RECORD SET
— START —

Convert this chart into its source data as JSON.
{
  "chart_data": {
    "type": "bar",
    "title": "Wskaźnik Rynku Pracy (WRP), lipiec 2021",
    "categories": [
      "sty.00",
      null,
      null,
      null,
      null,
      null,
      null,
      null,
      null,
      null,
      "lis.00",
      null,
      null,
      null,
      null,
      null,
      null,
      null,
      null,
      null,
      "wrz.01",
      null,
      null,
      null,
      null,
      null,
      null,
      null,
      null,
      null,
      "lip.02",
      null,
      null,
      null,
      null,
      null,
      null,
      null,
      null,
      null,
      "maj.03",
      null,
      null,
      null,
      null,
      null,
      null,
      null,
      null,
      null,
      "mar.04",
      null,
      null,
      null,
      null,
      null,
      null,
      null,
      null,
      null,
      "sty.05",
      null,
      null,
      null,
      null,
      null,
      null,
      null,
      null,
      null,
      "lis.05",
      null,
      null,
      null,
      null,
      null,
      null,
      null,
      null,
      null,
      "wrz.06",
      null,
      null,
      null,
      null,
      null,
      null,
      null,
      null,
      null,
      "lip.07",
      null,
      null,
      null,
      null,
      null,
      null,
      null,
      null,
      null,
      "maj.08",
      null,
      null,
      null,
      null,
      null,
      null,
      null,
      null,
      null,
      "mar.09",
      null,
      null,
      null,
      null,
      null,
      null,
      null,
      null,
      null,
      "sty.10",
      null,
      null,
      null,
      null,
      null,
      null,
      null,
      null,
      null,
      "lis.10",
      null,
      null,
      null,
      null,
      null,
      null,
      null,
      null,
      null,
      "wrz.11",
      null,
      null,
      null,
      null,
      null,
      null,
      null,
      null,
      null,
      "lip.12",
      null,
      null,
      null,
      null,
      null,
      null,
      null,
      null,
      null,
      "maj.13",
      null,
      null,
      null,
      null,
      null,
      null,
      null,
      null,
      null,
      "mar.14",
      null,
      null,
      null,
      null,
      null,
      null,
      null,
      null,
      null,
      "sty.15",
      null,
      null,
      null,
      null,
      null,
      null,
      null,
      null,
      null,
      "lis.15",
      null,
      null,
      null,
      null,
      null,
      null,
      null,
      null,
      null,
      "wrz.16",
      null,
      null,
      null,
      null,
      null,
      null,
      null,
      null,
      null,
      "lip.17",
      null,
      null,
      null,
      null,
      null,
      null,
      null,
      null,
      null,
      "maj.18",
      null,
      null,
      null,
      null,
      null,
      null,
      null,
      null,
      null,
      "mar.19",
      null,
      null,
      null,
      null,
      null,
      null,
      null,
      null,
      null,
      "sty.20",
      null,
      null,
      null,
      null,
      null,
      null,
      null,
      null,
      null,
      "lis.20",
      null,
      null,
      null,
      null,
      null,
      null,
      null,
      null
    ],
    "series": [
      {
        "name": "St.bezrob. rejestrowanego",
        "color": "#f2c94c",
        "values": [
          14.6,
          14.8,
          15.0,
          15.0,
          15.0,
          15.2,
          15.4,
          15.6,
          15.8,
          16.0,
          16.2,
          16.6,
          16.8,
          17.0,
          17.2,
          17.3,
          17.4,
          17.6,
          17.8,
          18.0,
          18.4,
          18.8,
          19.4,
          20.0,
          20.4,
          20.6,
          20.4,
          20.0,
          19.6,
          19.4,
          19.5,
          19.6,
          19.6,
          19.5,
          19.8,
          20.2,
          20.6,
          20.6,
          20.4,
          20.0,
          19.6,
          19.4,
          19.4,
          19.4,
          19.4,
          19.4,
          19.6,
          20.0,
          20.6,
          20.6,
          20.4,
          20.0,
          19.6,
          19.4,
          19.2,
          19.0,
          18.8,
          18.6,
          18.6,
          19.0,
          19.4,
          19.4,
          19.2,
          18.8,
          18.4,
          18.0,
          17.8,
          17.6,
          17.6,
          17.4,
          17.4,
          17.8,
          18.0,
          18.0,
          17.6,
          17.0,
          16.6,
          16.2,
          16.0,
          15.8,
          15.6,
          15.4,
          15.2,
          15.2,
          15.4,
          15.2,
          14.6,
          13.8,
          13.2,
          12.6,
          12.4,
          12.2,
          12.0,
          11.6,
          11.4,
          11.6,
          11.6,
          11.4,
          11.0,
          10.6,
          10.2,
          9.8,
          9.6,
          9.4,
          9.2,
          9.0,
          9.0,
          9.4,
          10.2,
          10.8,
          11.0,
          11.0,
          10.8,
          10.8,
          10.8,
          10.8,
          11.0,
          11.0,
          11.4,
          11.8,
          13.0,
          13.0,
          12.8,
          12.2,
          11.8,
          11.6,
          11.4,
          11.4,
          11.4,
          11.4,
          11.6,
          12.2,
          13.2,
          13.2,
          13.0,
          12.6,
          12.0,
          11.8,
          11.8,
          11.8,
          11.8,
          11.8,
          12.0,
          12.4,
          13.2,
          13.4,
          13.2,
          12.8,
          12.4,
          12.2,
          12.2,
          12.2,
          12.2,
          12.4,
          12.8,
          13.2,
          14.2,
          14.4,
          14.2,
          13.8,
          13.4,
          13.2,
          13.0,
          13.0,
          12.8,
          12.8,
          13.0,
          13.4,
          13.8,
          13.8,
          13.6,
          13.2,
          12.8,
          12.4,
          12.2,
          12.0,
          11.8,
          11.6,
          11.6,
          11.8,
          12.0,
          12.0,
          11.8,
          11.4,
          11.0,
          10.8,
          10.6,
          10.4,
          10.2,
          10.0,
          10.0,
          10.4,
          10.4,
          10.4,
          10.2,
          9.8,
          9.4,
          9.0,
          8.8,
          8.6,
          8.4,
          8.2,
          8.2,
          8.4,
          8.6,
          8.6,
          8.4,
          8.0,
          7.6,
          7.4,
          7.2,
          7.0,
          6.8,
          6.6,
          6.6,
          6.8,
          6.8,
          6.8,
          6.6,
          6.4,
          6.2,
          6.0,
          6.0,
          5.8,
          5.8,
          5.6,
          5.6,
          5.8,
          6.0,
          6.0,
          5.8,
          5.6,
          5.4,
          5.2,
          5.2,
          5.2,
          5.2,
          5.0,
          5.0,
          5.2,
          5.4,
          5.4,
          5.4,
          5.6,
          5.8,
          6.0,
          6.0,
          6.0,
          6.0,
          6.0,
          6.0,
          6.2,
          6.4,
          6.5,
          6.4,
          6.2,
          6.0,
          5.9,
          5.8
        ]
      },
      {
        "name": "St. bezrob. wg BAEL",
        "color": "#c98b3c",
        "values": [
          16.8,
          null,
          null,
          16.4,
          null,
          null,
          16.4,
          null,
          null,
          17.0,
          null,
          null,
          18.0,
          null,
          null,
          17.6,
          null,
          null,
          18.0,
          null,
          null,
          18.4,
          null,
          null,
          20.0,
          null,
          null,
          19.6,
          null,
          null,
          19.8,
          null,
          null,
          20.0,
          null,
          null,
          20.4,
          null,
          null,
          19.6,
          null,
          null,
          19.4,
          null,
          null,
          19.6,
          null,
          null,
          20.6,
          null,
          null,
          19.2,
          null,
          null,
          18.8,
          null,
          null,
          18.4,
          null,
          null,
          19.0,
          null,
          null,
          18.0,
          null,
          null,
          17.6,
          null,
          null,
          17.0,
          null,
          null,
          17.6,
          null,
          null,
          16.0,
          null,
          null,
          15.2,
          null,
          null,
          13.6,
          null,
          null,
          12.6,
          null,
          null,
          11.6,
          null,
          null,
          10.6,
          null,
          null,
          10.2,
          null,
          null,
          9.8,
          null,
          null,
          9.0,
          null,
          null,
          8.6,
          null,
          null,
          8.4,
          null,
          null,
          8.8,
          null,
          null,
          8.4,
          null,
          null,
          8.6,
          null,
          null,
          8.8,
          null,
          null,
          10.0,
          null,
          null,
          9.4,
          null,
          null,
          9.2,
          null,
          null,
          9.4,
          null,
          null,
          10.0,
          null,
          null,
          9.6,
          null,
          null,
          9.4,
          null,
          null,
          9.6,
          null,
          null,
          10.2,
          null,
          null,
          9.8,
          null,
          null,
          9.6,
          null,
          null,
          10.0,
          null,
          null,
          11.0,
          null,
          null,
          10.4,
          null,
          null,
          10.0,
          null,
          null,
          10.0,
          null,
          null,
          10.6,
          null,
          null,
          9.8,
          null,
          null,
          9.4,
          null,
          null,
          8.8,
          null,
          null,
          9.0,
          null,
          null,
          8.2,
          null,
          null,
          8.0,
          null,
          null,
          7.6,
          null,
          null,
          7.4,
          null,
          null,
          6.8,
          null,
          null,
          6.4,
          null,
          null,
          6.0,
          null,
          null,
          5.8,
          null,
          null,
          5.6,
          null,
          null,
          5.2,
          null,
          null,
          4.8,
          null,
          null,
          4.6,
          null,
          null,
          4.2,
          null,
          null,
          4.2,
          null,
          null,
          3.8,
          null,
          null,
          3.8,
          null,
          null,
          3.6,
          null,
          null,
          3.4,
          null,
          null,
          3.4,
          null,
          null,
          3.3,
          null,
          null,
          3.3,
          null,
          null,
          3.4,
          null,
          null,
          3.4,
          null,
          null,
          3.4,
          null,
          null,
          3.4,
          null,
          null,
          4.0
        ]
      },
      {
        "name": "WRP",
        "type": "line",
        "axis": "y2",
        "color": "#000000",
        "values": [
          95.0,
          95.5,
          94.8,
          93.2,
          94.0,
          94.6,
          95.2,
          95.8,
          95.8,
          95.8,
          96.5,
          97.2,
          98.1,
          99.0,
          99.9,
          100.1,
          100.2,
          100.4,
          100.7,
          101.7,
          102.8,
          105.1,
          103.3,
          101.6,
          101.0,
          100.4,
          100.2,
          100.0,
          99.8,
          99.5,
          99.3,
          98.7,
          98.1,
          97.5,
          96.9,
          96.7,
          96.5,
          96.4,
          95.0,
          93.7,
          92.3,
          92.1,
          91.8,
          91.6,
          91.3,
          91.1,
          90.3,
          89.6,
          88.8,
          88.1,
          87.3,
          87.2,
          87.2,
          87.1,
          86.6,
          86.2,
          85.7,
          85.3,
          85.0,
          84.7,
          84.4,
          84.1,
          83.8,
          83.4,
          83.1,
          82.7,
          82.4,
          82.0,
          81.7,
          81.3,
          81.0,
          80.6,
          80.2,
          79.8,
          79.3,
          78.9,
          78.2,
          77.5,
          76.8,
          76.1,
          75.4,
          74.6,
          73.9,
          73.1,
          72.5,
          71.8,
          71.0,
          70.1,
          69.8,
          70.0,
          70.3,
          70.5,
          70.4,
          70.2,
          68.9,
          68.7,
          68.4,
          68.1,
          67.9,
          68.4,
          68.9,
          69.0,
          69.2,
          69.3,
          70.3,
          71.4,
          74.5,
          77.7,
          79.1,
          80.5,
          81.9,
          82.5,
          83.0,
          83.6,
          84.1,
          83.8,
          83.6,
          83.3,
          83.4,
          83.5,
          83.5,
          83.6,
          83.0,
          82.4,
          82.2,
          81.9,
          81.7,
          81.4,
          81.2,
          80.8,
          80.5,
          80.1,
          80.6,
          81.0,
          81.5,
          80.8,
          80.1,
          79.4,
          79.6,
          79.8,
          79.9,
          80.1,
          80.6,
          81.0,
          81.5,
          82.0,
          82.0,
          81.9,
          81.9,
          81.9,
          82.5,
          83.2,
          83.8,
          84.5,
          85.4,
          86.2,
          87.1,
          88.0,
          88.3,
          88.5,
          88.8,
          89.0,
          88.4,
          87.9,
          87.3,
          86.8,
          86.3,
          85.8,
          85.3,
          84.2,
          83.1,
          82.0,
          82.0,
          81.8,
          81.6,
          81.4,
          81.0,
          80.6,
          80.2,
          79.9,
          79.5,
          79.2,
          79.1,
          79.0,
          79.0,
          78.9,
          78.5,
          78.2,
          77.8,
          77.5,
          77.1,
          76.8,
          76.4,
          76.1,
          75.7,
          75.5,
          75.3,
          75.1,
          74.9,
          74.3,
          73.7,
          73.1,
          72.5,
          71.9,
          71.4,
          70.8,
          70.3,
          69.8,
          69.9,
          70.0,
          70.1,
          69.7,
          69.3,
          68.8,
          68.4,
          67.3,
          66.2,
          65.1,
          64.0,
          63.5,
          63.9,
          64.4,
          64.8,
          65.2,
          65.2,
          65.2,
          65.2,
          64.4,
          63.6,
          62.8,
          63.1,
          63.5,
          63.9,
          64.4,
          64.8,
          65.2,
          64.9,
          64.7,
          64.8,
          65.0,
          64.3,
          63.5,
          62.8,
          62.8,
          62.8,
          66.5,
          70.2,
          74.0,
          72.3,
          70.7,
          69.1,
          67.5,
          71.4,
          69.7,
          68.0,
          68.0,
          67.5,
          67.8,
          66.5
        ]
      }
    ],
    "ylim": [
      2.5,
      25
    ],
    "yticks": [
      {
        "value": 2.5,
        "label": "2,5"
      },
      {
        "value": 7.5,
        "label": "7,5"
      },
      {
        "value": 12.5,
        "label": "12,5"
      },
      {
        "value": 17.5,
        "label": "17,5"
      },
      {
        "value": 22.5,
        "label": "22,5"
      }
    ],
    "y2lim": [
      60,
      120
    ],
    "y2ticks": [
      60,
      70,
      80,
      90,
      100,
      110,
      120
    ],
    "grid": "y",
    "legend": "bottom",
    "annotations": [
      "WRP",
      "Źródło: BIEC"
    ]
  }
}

— END —

YOUR GOAL
Reply with nothing but a number: how many lines of the entries above contain the string "name"?

COMPLETE OUTPUT
3